Given request: Repeat all of the data precisely.

Data to use:
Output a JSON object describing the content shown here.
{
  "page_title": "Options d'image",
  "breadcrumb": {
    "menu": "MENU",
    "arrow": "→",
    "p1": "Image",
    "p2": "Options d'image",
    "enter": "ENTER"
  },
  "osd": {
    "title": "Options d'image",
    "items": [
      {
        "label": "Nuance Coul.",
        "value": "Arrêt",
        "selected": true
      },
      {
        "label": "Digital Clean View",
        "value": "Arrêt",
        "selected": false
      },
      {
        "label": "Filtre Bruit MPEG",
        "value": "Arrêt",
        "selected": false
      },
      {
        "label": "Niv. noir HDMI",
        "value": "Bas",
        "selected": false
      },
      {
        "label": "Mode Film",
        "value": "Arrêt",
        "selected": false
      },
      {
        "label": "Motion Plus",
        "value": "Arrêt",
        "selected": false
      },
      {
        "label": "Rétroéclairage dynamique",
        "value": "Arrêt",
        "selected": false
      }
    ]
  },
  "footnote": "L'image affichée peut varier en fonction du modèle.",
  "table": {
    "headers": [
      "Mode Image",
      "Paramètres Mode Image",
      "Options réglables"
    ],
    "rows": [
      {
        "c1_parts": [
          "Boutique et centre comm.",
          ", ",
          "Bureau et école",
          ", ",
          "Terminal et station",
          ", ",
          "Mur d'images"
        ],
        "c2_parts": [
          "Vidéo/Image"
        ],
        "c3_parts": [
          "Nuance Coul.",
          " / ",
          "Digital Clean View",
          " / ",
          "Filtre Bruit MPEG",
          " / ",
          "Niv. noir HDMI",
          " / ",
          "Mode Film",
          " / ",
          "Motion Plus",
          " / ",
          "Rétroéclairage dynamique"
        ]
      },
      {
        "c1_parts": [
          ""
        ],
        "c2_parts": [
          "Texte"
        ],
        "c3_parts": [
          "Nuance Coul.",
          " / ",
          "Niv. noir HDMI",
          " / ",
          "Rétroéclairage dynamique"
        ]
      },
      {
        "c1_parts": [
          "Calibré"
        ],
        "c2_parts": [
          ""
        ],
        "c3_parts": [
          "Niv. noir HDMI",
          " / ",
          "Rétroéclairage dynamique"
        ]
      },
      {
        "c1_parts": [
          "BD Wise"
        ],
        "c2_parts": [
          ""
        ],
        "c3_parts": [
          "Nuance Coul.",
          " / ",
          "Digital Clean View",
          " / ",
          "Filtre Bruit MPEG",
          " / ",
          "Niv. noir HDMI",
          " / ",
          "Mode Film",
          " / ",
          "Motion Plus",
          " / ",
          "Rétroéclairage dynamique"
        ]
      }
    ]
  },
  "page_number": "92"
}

Problem solution:
Output a JSON object describing the content shown here.
{
  "page_title": "Options d'image",
  "breadcrumb": {
    "menu": "MENU",
    "arrow": "→",
    "p1": "Image",
    "p2": "Options d'image",
    "enter": "ENTER"
  },
  "osd": {
    "title": "Options d'image",
    "items": [
      {
        "label": "Nuance Coul.",
        "value": "Arrêt",
        "selected": true
      },
      {
        "label": "Digital Clean View",
        "value": "Arrêt",
        "selected": false
      },
      {
        "label": "Filtre Bruit MPEG",
        "value": "Arrêt",
        "selected": false
      },
      {
        "label": "Niv. noir HDMI",
        "value": "Bas",
        "selected": false
      },
      {
        "label": "Mode Film",
        "value": "Arrêt",
        "selected": false
      },
      {
        "label": "Motion Plus",
        "value": "Arrêt",
        "selected": false
      },
      {
        "label": "Rétroéclairage dynamique",
        "value": "Arrêt",
        "selected": false
      }
    ]
  },
  "footnote": "L'image affichée peut varier en fonction du modèle.",
  "table": {
    "headers": [
      "Mode Image",
      "Paramètres Mode Image",
      "Options réglables"
    ],
    "rows": [
      {
        "c1_parts": [
          "Boutique et centre comm.",
          ", ",
          "Bureau et école",
          ", ",
          "Terminal et station",
          ", ",
          "Mur d'images"
        ],
        "c2_parts": [
          "Vidéo/Image"
        ],
        "c3_parts": [
          "Nuance Coul.",
          " / ",
          "Digital Clean View",
          " / ",
          "Filtre Bruit MPEG",
          " / ",
          "Niv. noir HDMI",
          " / ",
          "Mode Film",
          " / ",
          "Motion Plus",
          " / ",
          "Rétroéclairage dynamique"
        ]
      },
      {
        "c1_parts": [
          ""
        ],
        "c2_parts": [
          "Texte"
        ],
        "c3_parts": [
          "Nuance Coul.",
          " / ",
          "Niv. noir HDMI",
          " / ",
          "Rétroéclairage dynamique"
        ]
      },
      {
        "c1_parts": [
          "Calibré"
        ],
        "c2_parts": [
          ""
        ],
        "c3_parts": [
          "Niv. noir HDMI",
          " / ",
          "Rétroéclairage dynamique"
        ]
      },
      {
        "c1_parts": [
          "BD Wise"
        ],
        "c2_parts": [
          ""
        ],
        "c3_parts": [
          "Nuance Coul.",
          " / ",
          "Digital Clean View",
          " / ",
          "Filtre Bruit MPEG",
          " / ",
          "Niv. noir HDMI",
          " / ",
          "Mode Film",
          " / ",
          "Motion Plus",
          " / ",
          "Rétroéclairage dynamique"
        ]
      }
    ]
  },
  "page_number": "92"
}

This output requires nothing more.